_Work to do_
Return all entries precisely as they stand, without the images.

_Supplied material_
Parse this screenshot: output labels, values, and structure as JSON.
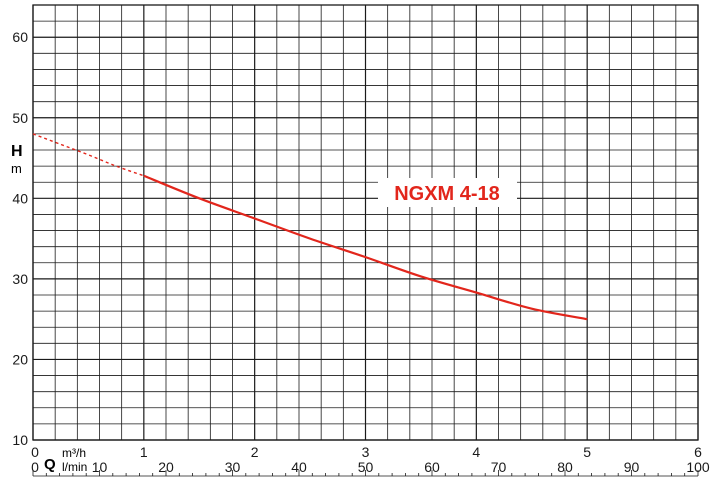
{
  "chart_data": {
    "type": "line",
    "title": "NGXM 4-18",
    "ylabel": "H",
    "yunit": "m",
    "xlabel": "Q",
    "xunit": "m³/h",
    "xunit2": "l/min",
    "xlim": [
      0,
      6
    ],
    "ylim": [
      10,
      64
    ],
    "yticks": [
      10,
      20,
      30,
      40,
      50,
      60
    ],
    "xticks": [
      0,
      1,
      2,
      3,
      4,
      5,
      6
    ],
    "x2ticks": [
      0,
      10,
      20,
      30,
      40,
      50,
      60,
      70,
      80,
      90,
      100
    ],
    "grid": true,
    "color": "#e2261c",
    "series": [
      {
        "style": "dashed",
        "x": [
          0,
          0.25,
          0.5,
          0.75,
          1.0
        ],
        "y": [
          48.0,
          46.7,
          45.4,
          44.0,
          42.8
        ]
      },
      {
        "style": "solid",
        "x": [
          1.0,
          1.5,
          2.0,
          2.5,
          3.0,
          3.5,
          4.0,
          4.5,
          5.0
        ],
        "y": [
          42.8,
          40.0,
          37.5,
          35.0,
          32.7,
          30.3,
          28.3,
          26.3,
          25.0
        ]
      }
    ]
  }
}
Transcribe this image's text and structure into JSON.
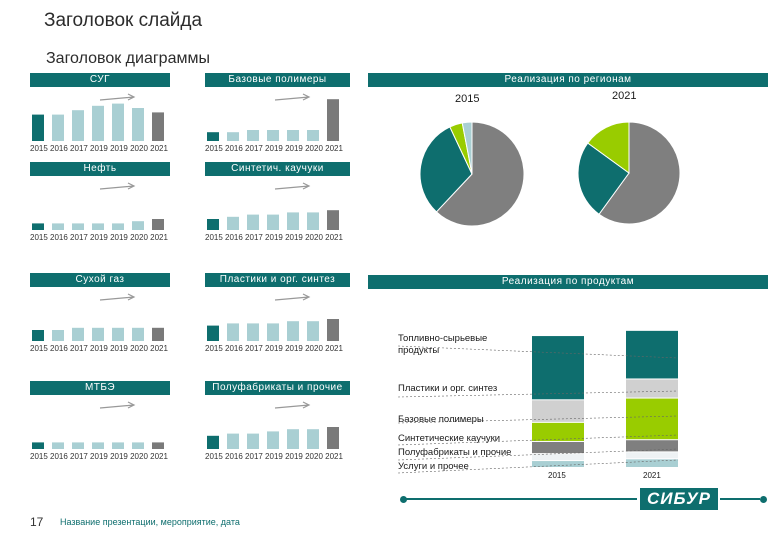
{
  "slide": {
    "title": "Заголовок слайда",
    "chart_title": "Заголовок диаграммы"
  },
  "colors": {
    "accent": "#0e6e6e",
    "light_bar": "#a9cfd3",
    "last_bar": "#7a7a7a",
    "lime": "#99cc00",
    "gray": "#7f7f7f",
    "lightgray": "#d0d0d0",
    "lightblue": "#a9cfd3"
  },
  "chart_data": [
    {
      "type": "bar",
      "title": "СУГ",
      "categories": [
        "2015",
        "2016",
        "2017",
        "2019",
        "2019",
        "2020",
        "2021"
      ],
      "values": [
        12,
        12,
        14,
        16,
        17,
        15,
        13
      ],
      "years_label": "2015 2016 2017 2019 2019 2020 2021"
    },
    {
      "type": "bar",
      "title": "Базовые полимеры",
      "categories": [
        "2015",
        "2016",
        "2017",
        "2019",
        "2019",
        "2020",
        "2021"
      ],
      "values": [
        4,
        4,
        5,
        5,
        5,
        5,
        19
      ],
      "years_label": "2015 2016 2017 2019 2019 2020 2021"
    },
    {
      "type": "bar",
      "title": "Нефть",
      "categories": [
        "2015",
        "2016",
        "2017",
        "2019",
        "2019",
        "2020",
        "2021"
      ],
      "values": [
        3,
        3,
        3,
        3,
        3,
        4,
        5
      ],
      "years_label": "2015 2016 2017 2019 2019 2020 2021"
    },
    {
      "type": "bar",
      "title": "Синтетич. каучуки",
      "categories": [
        "2015",
        "2016",
        "2017",
        "2019",
        "2019",
        "2020",
        "2021"
      ],
      "values": [
        5,
        6,
        7,
        7,
        8,
        8,
        9
      ],
      "years_label": "2015 2016 2017 2019 2019 2020 2021"
    },
    {
      "type": "bar",
      "title": "Сухой газ",
      "categories": [
        "2015",
        "2016",
        "2017",
        "2019",
        "2019",
        "2020",
        "2021"
      ],
      "values": [
        5,
        5,
        6,
        6,
        6,
        6,
        6
      ],
      "years_label": "2015 2016 2017 2019 2019 2020 2021"
    },
    {
      "type": "bar",
      "title": "Пластики и орг. синтез",
      "categories": [
        "2015",
        "2016",
        "2017",
        "2019",
        "2019",
        "2020",
        "2021"
      ],
      "values": [
        7,
        8,
        8,
        8,
        9,
        9,
        10
      ],
      "years_label": "2015 2016 2017 2019 2019 2020 2021"
    },
    {
      "type": "bar",
      "title": "МТБЭ",
      "categories": [
        "2015",
        "2016",
        "2017",
        "2019",
        "2019",
        "2020",
        "2021"
      ],
      "values": [
        3,
        3,
        3,
        3,
        3,
        3,
        3
      ],
      "years_label": "2015 2016 2017 2019 2019 2020 2021"
    },
    {
      "type": "bar",
      "title": "Полуфабрикаты и прочие",
      "categories": [
        "2015",
        "2016",
        "2017",
        "2019",
        "2019",
        "2020",
        "2021"
      ],
      "values": [
        6,
        7,
        7,
        8,
        9,
        9,
        10
      ],
      "years_label": "2015 2016 2017 2019 2019 2020 2021"
    },
    {
      "type": "pie",
      "title": "Реализация по регионам",
      "pies": [
        {
          "label": "2015",
          "values": [
            62,
            31,
            4,
            3
          ]
        },
        {
          "label": "2021",
          "values": [
            60,
            25,
            15
          ]
        }
      ]
    },
    {
      "type": "bar",
      "stacked": true,
      "title": "Реализация по продуктам",
      "categories": [
        "2015",
        "2021"
      ],
      "series": [
        {
          "name": "Услуги и прочее",
          "values": [
            4,
            5
          ]
        },
        {
          "name": "Полуфабрикаты и прочие",
          "values": [
            4,
            4
          ]
        },
        {
          "name": "Синтетические каучуки",
          "values": [
            7,
            7
          ]
        },
        {
          "name": "Базовые полимеры",
          "values": [
            11,
            24
          ]
        },
        {
          "name": "Пластики и орг. синтез",
          "values": [
            13,
            11
          ]
        },
        {
          "name": "Топливно-сырьевые продукты",
          "values": [
            37,
            28
          ]
        }
      ],
      "legend": [
        "Топливно-сырьевые продукты",
        "Пластики и орг. синтез",
        "Базовые полимеры",
        "Синтетические каучуки",
        "Полуфабрикаты и прочие",
        "Услуги и прочее"
      ]
    }
  ],
  "footer": {
    "page_number": "17",
    "text": "Название презентации, мероприятие, дата",
    "logo": "СИБУР"
  }
}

_Result_
Parse this screenshot: output labels, values, and structure as JSON.
{
  "chart_data": {
    "type": "line",
    "title": "NGXM 4-18",
    "ylabel": "H",
    "yunit": "m",
    "xlabel": "Q",
    "xunit": "m³/h",
    "xunit2": "l/min",
    "xlim": [
      0,
      6
    ],
    "ylim": [
      10,
      64
    ],
    "yticks": [
      10,
      20,
      30,
      40,
      50,
      60
    ],
    "xticks": [
      0,
      1,
      2,
      3,
      4,
      5,
      6
    ],
    "x2ticks": [
      0,
      10,
      20,
      30,
      40,
      50,
      60,
      70,
      80,
      90,
      100
    ],
    "grid": true,
    "color": "#e2261c",
    "series": [
      {
        "style": "dashed",
        "x": [
          0,
          0.25,
          0.5,
          0.75,
          1.0
        ],
        "y": [
          48.0,
          46.7,
          45.4,
          44.0,
          42.8
        ]
      },
      {
        "style": "solid",
        "x": [
          1.0,
          1.5,
          2.0,
          2.5,
          3.0,
          3.5,
          4.0,
          4.5,
          5.0
        ],
        "y": [
          42.8,
          40.0,
          37.5,
          35.0,
          32.7,
          30.3,
          28.3,
          26.3,
          25.0
        ]
      }
    ]
  }
}
Transcribe this image's text and structure into JSON.
{
  "slide": {
    "title": "Заголовок слайда",
    "chart_title": "Заголовок диаграммы"
  },
  "colors": {
    "accent": "#0e6e6e",
    "light_bar": "#a9cfd3",
    "last_bar": "#7a7a7a",
    "lime": "#99cc00",
    "gray": "#7f7f7f",
    "lightgray": "#d0d0d0",
    "lightblue": "#a9cfd3"
  },
  "chart_data": [
    {
      "type": "bar",
      "title": "СУГ",
      "categories": [
        "2015",
        "2016",
        "2017",
        "2019",
        "2019",
        "2020",
        "2021"
      ],
      "values": [
        12,
        12,
        14,
        16,
        17,
        15,
        13
      ],
      "years_label": "2015 2016 2017 2019 2019 2020 2021"
    },
    {
      "type": "bar",
      "title": "Базовые полимеры",
      "categories": [
        "2015",
        "2016",
        "2017",
        "2019",
        "2019",
        "2020",
        "2021"
      ],
      "values": [
        4,
        4,
        5,
        5,
        5,
        5,
        19
      ],
      "years_label": "2015 2016 2017 2019 2019 2020 2021"
    },
    {
      "type": "bar",
      "title": "Нефть",
      "categories": [
        "2015",
        "2016",
        "2017",
        "2019",
        "2019",
        "2020",
        "2021"
      ],
      "values": [
        3,
        3,
        3,
        3,
        3,
        4,
        5
      ],
      "years_label": "2015 2016 2017 2019 2019 2020 2021"
    },
    {
      "type": "bar",
      "title": "Синтетич. каучуки",
      "categories": [
        "2015",
        "2016",
        "2017",
        "2019",
        "2019",
        "2020",
        "2021"
      ],
      "values": [
        5,
        6,
        7,
        7,
        8,
        8,
        9
      ],
      "years_label": "2015 2016 2017 2019 2019 2020 2021"
    },
    {
      "type": "bar",
      "title": "Сухой газ",
      "categories": [
        "2015",
        "2016",
        "2017",
        "2019",
        "2019",
        "2020",
        "2021"
      ],
      "values": [
        5,
        5,
        6,
        6,
        6,
        6,
        6
      ],
      "years_label": "2015 2016 2017 2019 2019 2020 2021"
    },
    {
      "type": "bar",
      "title": "Пластики и орг. синтез",
      "categories": [
        "2015",
        "2016",
        "2017",
        "2019",
        "2019",
        "2020",
        "2021"
      ],
      "values": [
        7,
        8,
        8,
        8,
        9,
        9,
        10
      ],
      "years_label": "2015 2016 2017 2019 2019 2020 2021"
    },
    {
      "type": "bar",
      "title": "МТБЭ",
      "categories": [
        "2015",
        "2016",
        "2017",
        "2019",
        "2019",
        "2020",
        "2021"
      ],
      "values": [
        3,
        3,
        3,
        3,
        3,
        3,
        3
      ],
      "years_label": "2015 2016 2017 2019 2019 2020 2021"
    },
    {
      "type": "bar",
      "title": "Полуфабрикаты и прочие",
      "categories": [
        "2015",
        "2016",
        "2017",
        "2019",
        "2019",
        "2020",
        "2021"
      ],
      "values": [
        6,
        7,
        7,
        8,
        9,
        9,
        10
      ],
      "years_label": "2015 2016 2017 2019 2019 2020 2021"
    },
    {
      "type": "pie",
      "title": "Реализация по регионам",
      "pies": [
        {
          "label": "2015",
          "values": [
            62,
            31,
            4,
            3
          ]
        },
        {
          "label": "2021",
          "values": [
            60,
            25,
            15
          ]
        }
      ]
    },
    {
      "type": "bar",
      "stacked": true,
      "title": "Реализация по продуктам",
      "categories": [
        "2015",
        "2021"
      ],
      "series": [
        {
          "name": "Услуги и прочее",
          "values": [
            4,
            5
          ]
        },
        {
          "name": "Полуфабрикаты и прочие",
          "values": [
            4,
            4
          ]
        },
        {
          "name": "Синтетические каучуки",
          "values": [
            7,
            7
          ]
        },
        {
          "name": "Базовые полимеры",
          "values": [
            11,
            24
          ]
        },
        {
          "name": "Пластики и орг. синтез",
          "values": [
            13,
            11
          ]
        },
        {
          "name": "Топливно-сырьевые продукты",
          "values": [
            37,
            28
          ]
        }
      ],
      "legend": [
        "Топливно-сырьевые продукты",
        "Пластики и орг. синтез",
        "Базовые полимеры",
        "Синтетические каучуки",
        "Полуфабрикаты и прочие",
        "Услуги и прочее"
      ]
    }
  ],
  "footer": {
    "page_number": "17",
    "text": "Название презентации, мероприятие, дата",
    "logo": "СИБУР"
  }
}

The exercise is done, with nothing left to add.